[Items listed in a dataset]
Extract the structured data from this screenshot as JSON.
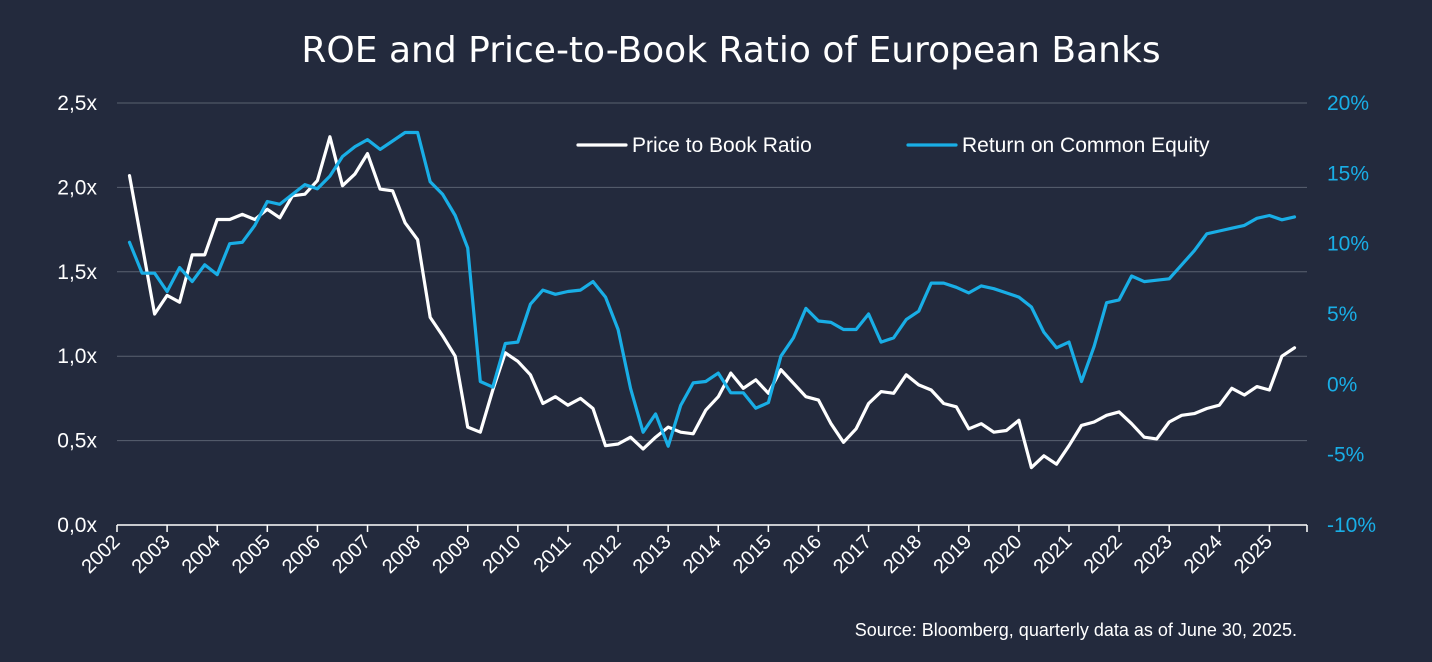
{
  "chart_data": {
    "type": "line",
    "title": "ROE and Price-to-Book Ratio of European Banks",
    "source": "Source: Bloomberg, quarterly data as of June 30, 2025.",
    "x_start": 2002.0,
    "x_end": 2025.75,
    "x_step": 0.25,
    "x_ticks": [
      2002,
      2003,
      2004,
      2005,
      2006,
      2007,
      2008,
      2009,
      2010,
      2011,
      2012,
      2013,
      2014,
      2015,
      2016,
      2017,
      2018,
      2019,
      2020,
      2021,
      2022,
      2023,
      2024,
      2025
    ],
    "y_left": {
      "ylim": [
        0,
        2.5
      ],
      "ticks": [
        0,
        0.5,
        1.0,
        1.5,
        2.0,
        2.5
      ],
      "tick_labels": [
        "0,0x",
        "0,5x",
        "1,0x",
        "1,5x",
        "2,0x",
        "2,5x"
      ]
    },
    "y_right": {
      "ylim": [
        -10,
        20
      ],
      "ticks": [
        -10,
        -5,
        0,
        5,
        10,
        15,
        20
      ],
      "tick_labels": [
        "-10%",
        "-5%",
        "0%",
        "5%",
        "10%",
        "15%",
        "20%"
      ]
    },
    "legend_position": "top-right",
    "series": [
      {
        "name": "Price to Book Ratio",
        "axis": "left",
        "color": "#ffffff",
        "start": 2002.25,
        "values": [
          2.07,
          1.66,
          1.25,
          1.36,
          1.32,
          1.6,
          1.6,
          1.81,
          1.81,
          1.84,
          1.81,
          1.87,
          1.82,
          1.95,
          1.96,
          2.04,
          2.3,
          2.01,
          2.08,
          2.2,
          1.99,
          1.98,
          1.79,
          1.69,
          1.23,
          1.12,
          1.0,
          0.58,
          0.55,
          0.8,
          1.02,
          0.97,
          0.89,
          0.72,
          0.76,
          0.71,
          0.75,
          0.69,
          0.47,
          0.48,
          0.52,
          0.45,
          0.52,
          0.58,
          0.55,
          0.54,
          0.68,
          0.76,
          0.9,
          0.81,
          0.86,
          0.78,
          0.92,
          0.84,
          0.76,
          0.74,
          0.6,
          0.49,
          0.57,
          0.72,
          0.79,
          0.78,
          0.89,
          0.83,
          0.8,
          0.72,
          0.7,
          0.57,
          0.6,
          0.55,
          0.56,
          0.62,
          0.34,
          0.41,
          0.36,
          0.47,
          0.59,
          0.61,
          0.65,
          0.67,
          0.6,
          0.52,
          0.51,
          0.61,
          0.65,
          0.66,
          0.69,
          0.71,
          0.81,
          0.77,
          0.82,
          0.8,
          1.0,
          1.05
        ]
      },
      {
        "name": "Return on Common Equity",
        "axis": "right",
        "color": "#19aee6",
        "start": 2002.25,
        "values": [
          10.1,
          7.9,
          7.9,
          6.6,
          8.3,
          7.3,
          8.5,
          7.8,
          10.0,
          10.1,
          11.3,
          13.0,
          12.8,
          13.5,
          14.2,
          13.9,
          14.8,
          16.2,
          16.9,
          17.4,
          16.7,
          17.3,
          17.9,
          17.9,
          14.4,
          13.5,
          12.0,
          9.7,
          0.2,
          -0.2,
          2.9,
          3.0,
          5.7,
          6.7,
          6.4,
          6.6,
          6.7,
          7.3,
          6.2,
          3.9,
          -0.3,
          -3.4,
          -2.1,
          -4.4,
          -1.5,
          0.1,
          0.2,
          0.8,
          -0.6,
          -0.6,
          -1.7,
          -1.3,
          2.0,
          3.3,
          5.4,
          4.5,
          4.4,
          3.9,
          3.9,
          5.0,
          3.0,
          3.3,
          4.6,
          5.2,
          7.2,
          7.2,
          6.9,
          6.5,
          7.0,
          6.8,
          6.5,
          6.2,
          5.5,
          3.7,
          2.6,
          3.0,
          0.2,
          2.7,
          5.8,
          6.0,
          7.7,
          7.3,
          7.4,
          7.5,
          8.5,
          9.5,
          10.7,
          10.9,
          11.1,
          11.3,
          11.8,
          12.0,
          11.7,
          11.9
        ]
      }
    ]
  }
}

*BRIEF:*
Say how many lines in this listing hold the string "Book", giving the count and nothing more.

*RIGHT ANSWER:*
2